= Given exercise =
Omit every image, and transcribe the remaining entries exactly as given.

= Material for this exercise =
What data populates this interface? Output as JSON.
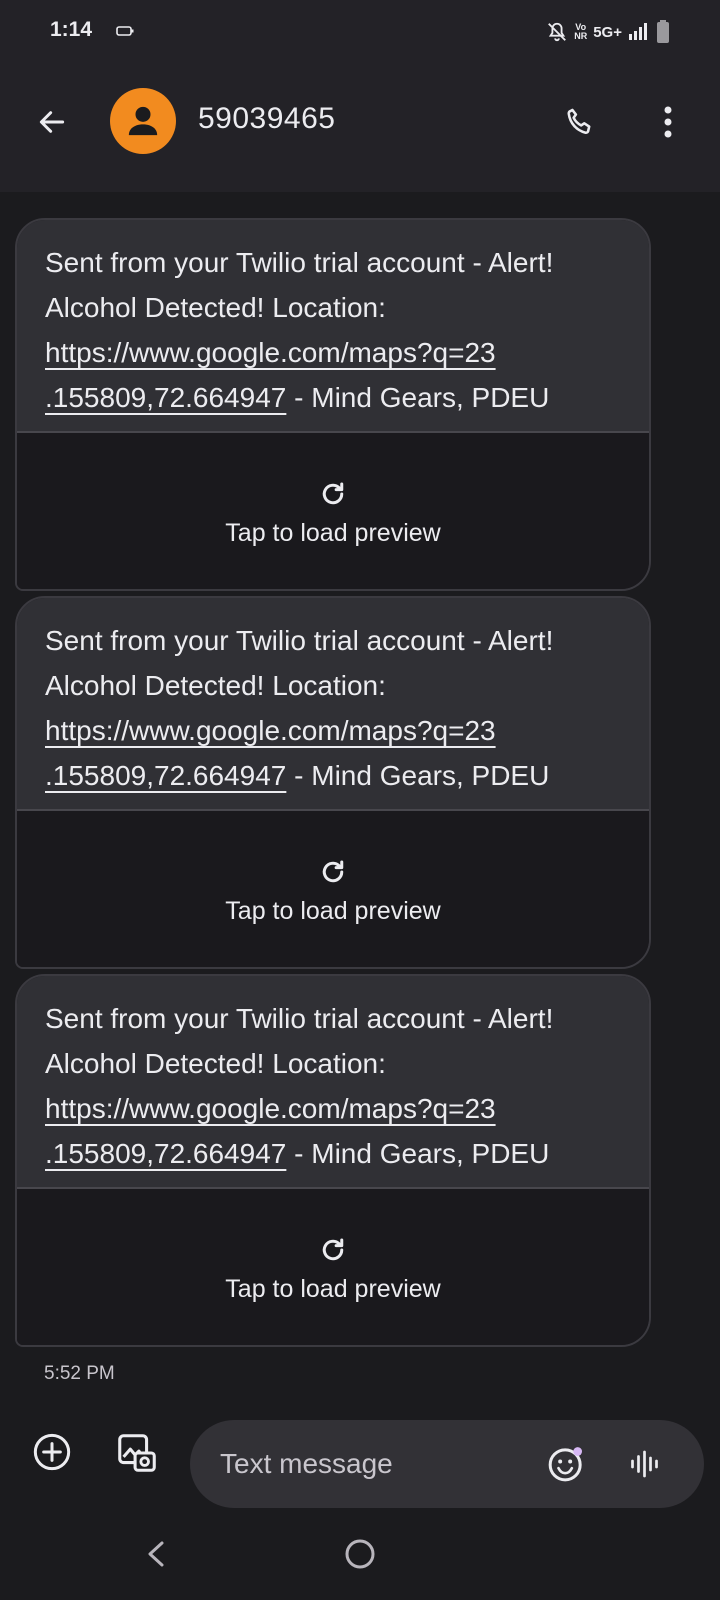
{
  "status_bar": {
    "time": "1:14",
    "network": "5G+",
    "volte_top": "Vo",
    "volte_bottom": "NR",
    "icons": [
      "battery-saver-icon",
      "mute-notifications-icon",
      "signal-icon",
      "battery-icon"
    ]
  },
  "header": {
    "contact_name": "59039465",
    "avatar_color": "#f28b1f",
    "icons": [
      "back-arrow-icon",
      "person-icon",
      "phone-icon",
      "more-vert-icon"
    ]
  },
  "messages": [
    {
      "text_before_link": "Sent from your Twilio trial account - Alert! Alcohol Detected! Location: ",
      "link_line1": "https://www.google.com/maps?q=23",
      "link_line2": ".155809,72.664947",
      "text_after_link": " - Mind Gears, PDEU",
      "preview_label": "Tap to load preview"
    },
    {
      "text_before_link": "Sent from your Twilio trial account - Alert! Alcohol Detected! Location: ",
      "link_line1": "https://www.google.com/maps?q=23",
      "link_line2": ".155809,72.664947",
      "text_after_link": " - Mind Gears, PDEU",
      "preview_label": "Tap to load preview"
    },
    {
      "text_before_link": "Sent from your Twilio trial account - Alert! Alcohol Detected! Location: ",
      "link_line1": "https://www.google.com/maps?q=23",
      "link_line2": ".155809,72.664947",
      "text_after_link": " - Mind Gears, PDEU",
      "preview_label": "Tap to load preview"
    }
  ],
  "timestamp": "5:52 PM",
  "composer": {
    "placeholder": "Text message",
    "icons": [
      "add-icon",
      "gallery-icon",
      "emoji-icon",
      "voice-icon"
    ]
  },
  "nav": {
    "icons": [
      "nav-back-icon",
      "nav-home-icon"
    ]
  }
}
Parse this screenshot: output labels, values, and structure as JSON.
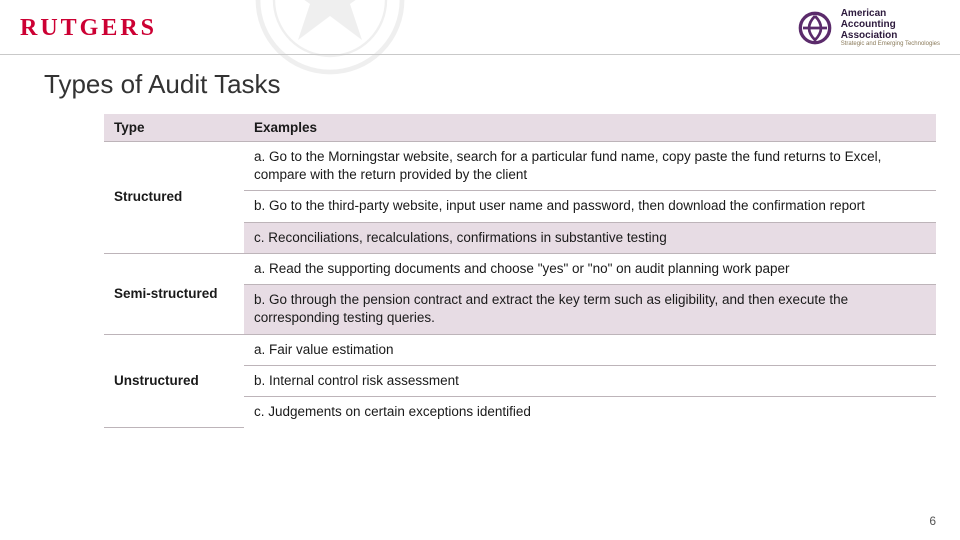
{
  "header": {
    "left_logo_text": "RUTGERS",
    "right_logo_line1": "American",
    "right_logo_line2": "Accounting",
    "right_logo_line3": "Association",
    "right_logo_sub": "Strategic and Emerging Technologies"
  },
  "title": "Types of Audit Tasks",
  "table": {
    "header_type": "Type",
    "header_examples": "Examples",
    "rows": [
      {
        "type": "Structured",
        "examples": [
          "a. Go to the Morningstar website, search for a particular fund name, copy paste the fund returns to Excel, compare with the return provided by the client",
          "b. Go to the third-party website, input user name and password, then download the confirmation report",
          "c. Reconciliations, recalculations, confirmations in substantive testing"
        ]
      },
      {
        "type": "Semi-structured",
        "examples": [
          "a. Read the supporting documents and choose \"yes\" or \"no\" on audit planning work paper",
          "b. Go through the pension contract and extract the key term such as eligibility, and then execute the corresponding testing queries."
        ]
      },
      {
        "type": "Unstructured",
        "examples": [
          "a. Fair value estimation",
          "b. Internal control risk assessment",
          "c. Judgements on certain exceptions identified"
        ]
      }
    ]
  },
  "page_number": "6"
}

= Task solution =
What data populates this interface? Output as JSON.
{
  "status_bar": {
    "time": "1:14",
    "network": "5G+",
    "volte_top": "Vo",
    "volte_bottom": "NR",
    "icons": [
      "battery-saver-icon",
      "mute-notifications-icon",
      "signal-icon",
      "battery-icon"
    ]
  },
  "header": {
    "contact_name": "59039465",
    "avatar_color": "#f28b1f",
    "icons": [
      "back-arrow-icon",
      "person-icon",
      "phone-icon",
      "more-vert-icon"
    ]
  },
  "messages": [
    {
      "text_before_link": "Sent from your Twilio trial account - Alert! Alcohol Detected! Location: ",
      "link_line1": "https://www.google.com/maps?q=23",
      "link_line2": ".155809,72.664947",
      "text_after_link": " - Mind Gears, PDEU",
      "preview_label": "Tap to load preview"
    },
    {
      "text_before_link": "Sent from your Twilio trial account - Alert! Alcohol Detected! Location: ",
      "link_line1": "https://www.google.com/maps?q=23",
      "link_line2": ".155809,72.664947",
      "text_after_link": " - Mind Gears, PDEU",
      "preview_label": "Tap to load preview"
    },
    {
      "text_before_link": "Sent from your Twilio trial account - Alert! Alcohol Detected! Location: ",
      "link_line1": "https://www.google.com/maps?q=23",
      "link_line2": ".155809,72.664947",
      "text_after_link": " - Mind Gears, PDEU",
      "preview_label": "Tap to load preview"
    }
  ],
  "timestamp": "5:52 PM",
  "composer": {
    "placeholder": "Text message",
    "icons": [
      "add-icon",
      "gallery-icon",
      "emoji-icon",
      "voice-icon"
    ]
  },
  "nav": {
    "icons": [
      "nav-back-icon",
      "nav-home-icon"
    ]
  }
}
Parse this screenshot: output labels, values, and structure as JSON.
{
  "header": {
    "left_logo_text": "RUTGERS",
    "right_logo_line1": "American",
    "right_logo_line2": "Accounting",
    "right_logo_line3": "Association",
    "right_logo_sub": "Strategic and Emerging Technologies"
  },
  "title": "Types of Audit Tasks",
  "table": {
    "header_type": "Type",
    "header_examples": "Examples",
    "rows": [
      {
        "type": "Structured",
        "examples": [
          "a. Go to the Morningstar website, search for a particular fund name, copy paste the fund returns to Excel, compare with the return provided by the client",
          "b. Go to the third-party website, input user name and password, then download the confirmation report",
          "c. Reconciliations, recalculations, confirmations in substantive testing"
        ]
      },
      {
        "type": "Semi-structured",
        "examples": [
          "a. Read the supporting documents and choose \"yes\" or \"no\" on audit planning work paper",
          "b. Go through the pension contract and extract the key term such as eligibility, and then execute the corresponding testing queries."
        ]
      },
      {
        "type": "Unstructured",
        "examples": [
          "a. Fair value estimation",
          "b. Internal control risk assessment",
          "c. Judgements on certain exceptions identified"
        ]
      }
    ]
  },
  "page_number": "6"
}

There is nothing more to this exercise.